## DESCRIPTION OF THE TASK
Copy out all the data, word for word.

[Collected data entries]
==*==

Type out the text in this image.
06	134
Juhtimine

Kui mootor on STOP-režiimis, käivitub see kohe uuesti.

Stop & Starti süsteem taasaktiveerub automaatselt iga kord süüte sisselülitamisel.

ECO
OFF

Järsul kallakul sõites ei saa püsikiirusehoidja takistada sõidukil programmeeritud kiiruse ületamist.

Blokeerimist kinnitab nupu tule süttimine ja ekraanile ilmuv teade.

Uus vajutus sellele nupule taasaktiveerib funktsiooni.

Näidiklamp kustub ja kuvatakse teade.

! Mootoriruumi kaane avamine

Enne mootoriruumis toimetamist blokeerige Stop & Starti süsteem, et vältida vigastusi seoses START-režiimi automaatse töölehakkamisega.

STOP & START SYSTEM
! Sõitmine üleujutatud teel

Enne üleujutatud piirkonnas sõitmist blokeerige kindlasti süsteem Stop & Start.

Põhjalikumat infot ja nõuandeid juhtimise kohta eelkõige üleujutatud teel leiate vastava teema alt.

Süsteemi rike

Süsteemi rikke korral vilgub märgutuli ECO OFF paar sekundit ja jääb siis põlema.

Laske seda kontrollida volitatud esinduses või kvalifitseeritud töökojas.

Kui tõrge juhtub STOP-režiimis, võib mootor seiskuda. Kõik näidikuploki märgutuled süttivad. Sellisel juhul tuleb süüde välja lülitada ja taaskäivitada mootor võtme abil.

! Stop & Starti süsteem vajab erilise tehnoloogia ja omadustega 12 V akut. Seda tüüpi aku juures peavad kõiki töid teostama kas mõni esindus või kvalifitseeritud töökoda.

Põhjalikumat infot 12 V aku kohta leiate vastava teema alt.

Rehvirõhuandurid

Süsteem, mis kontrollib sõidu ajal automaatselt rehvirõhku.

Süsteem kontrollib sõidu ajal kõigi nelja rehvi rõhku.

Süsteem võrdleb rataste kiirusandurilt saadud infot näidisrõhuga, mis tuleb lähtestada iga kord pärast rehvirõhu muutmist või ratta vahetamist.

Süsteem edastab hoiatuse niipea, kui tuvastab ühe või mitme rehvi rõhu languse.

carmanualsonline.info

==*==

## COMPLETE ANSWER
Type out the text in this image.
06	134
Juhtimine

Kui mootor on STOP-režiimis, käivitub see kohe uuesti.

Stop & Starti süsteem taasaktiveerub automaatselt iga kord süüte sisselülitamisel.

ECO
OFF

Järsul kallakul sõites ei saa püsikiirusehoidja takistada sõidukil programmeeritud kiiruse ületamist.

Blokeerimist kinnitab nupu tule süttimine ja ekraanile ilmuv teade.

Uus vajutus sellele nupule taasaktiveerib funktsiooni.

Näidiklamp kustub ja kuvatakse teade.

! Mootoriruumi kaane avamine

Enne mootoriruumis toimetamist blokeerige Stop & Starti süsteem, et vältida vigastusi seoses START-režiimi automaatse töölehakkamisega.

STOP & START SYSTEM
! Sõitmine üleujutatud teel

Enne üleujutatud piirkonnas sõitmist blokeerige kindlasti süsteem Stop & Start.

Põhjalikumat infot ja nõuandeid juhtimise kohta eelkõige üleujutatud teel leiate vastava teema alt.

Süsteemi rike

Süsteemi rikke korral vilgub märgutuli ECO OFF paar sekundit ja jääb siis põlema.

Laske seda kontrollida volitatud esinduses või kvalifitseeritud töökojas.

Kui tõrge juhtub STOP-režiimis, võib mootor seiskuda. Kõik näidikuploki märgutuled süttivad. Sellisel juhul tuleb süüde välja lülitada ja taaskäivitada mootor võtme abil.

! Stop & Starti süsteem vajab erilise tehnoloogia ja omadustega 12 V akut. Seda tüüpi aku juures peavad kõiki töid teostama kas mõni esindus või kvalifitseeritud töökoda.

Põhjalikumat infot 12 V aku kohta leiate vastava teema alt.

Rehvirõhuandurid

Süsteem, mis kontrollib sõidu ajal automaatselt rehvirõhku.

Süsteem kontrollib sõidu ajal kõigi nelja rehvi rõhku.

Süsteem võrdleb rataste kiirusandurilt saadud infot näidisrõhuga, mis tuleb lähtestada iga kord pärast rehvirõhu muutmist või ratta vahetamist.

Süsteem edastab hoiatuse niipea, kui tuvastab ühe või mitme rehvi rõhu languse.

carmanualsonline.info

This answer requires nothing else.